___ DATOS ALMACENADOS

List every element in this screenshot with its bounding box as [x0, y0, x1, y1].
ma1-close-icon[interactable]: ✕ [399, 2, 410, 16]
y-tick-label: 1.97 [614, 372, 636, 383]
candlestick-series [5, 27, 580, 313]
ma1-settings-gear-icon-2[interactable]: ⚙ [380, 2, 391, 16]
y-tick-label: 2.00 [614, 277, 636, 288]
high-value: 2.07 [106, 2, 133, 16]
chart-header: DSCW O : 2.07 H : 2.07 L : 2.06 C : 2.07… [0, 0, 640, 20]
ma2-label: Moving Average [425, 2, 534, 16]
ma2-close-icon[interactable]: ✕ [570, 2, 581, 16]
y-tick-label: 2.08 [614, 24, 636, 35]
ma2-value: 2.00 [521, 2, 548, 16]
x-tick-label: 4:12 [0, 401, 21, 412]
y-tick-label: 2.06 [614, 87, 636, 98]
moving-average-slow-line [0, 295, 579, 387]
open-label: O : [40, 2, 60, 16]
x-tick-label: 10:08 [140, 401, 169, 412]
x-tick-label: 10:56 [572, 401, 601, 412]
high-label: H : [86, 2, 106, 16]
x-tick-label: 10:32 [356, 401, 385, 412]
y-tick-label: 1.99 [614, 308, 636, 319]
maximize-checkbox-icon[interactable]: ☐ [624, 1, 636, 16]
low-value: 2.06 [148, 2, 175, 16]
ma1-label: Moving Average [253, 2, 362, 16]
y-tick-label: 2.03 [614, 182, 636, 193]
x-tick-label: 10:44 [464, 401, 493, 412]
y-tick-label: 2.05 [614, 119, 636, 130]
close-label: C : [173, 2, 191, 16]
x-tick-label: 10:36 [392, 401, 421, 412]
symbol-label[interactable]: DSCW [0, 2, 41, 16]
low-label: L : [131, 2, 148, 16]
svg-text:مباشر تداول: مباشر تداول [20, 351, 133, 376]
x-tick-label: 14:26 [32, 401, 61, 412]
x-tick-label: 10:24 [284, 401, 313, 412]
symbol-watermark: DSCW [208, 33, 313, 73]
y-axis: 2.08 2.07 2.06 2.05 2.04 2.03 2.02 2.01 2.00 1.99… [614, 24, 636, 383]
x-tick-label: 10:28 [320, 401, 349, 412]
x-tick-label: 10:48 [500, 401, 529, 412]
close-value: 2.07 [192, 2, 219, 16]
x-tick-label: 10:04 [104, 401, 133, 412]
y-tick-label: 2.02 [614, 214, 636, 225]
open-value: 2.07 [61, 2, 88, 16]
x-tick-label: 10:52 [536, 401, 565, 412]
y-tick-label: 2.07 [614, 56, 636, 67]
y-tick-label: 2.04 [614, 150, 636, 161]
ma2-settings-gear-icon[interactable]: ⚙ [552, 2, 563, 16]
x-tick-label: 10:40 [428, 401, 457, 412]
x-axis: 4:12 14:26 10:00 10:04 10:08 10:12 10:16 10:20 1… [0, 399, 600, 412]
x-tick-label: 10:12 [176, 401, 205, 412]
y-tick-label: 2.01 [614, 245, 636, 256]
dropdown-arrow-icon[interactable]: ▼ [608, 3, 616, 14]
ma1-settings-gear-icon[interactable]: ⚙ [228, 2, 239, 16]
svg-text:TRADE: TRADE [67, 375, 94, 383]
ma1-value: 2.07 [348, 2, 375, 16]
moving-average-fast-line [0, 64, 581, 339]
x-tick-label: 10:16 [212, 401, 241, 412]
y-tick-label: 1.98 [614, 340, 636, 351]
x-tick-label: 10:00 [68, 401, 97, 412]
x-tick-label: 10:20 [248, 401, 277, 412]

______

Reúna todas las líneas de los registros en las que figure la cadena "open" y cópielas sin modificarlas.

▶ _SOLUCIÓN ESCRITA_
open-label: O : [40, 2, 60, 16]
open-value: 2.07 [61, 2, 88, 16]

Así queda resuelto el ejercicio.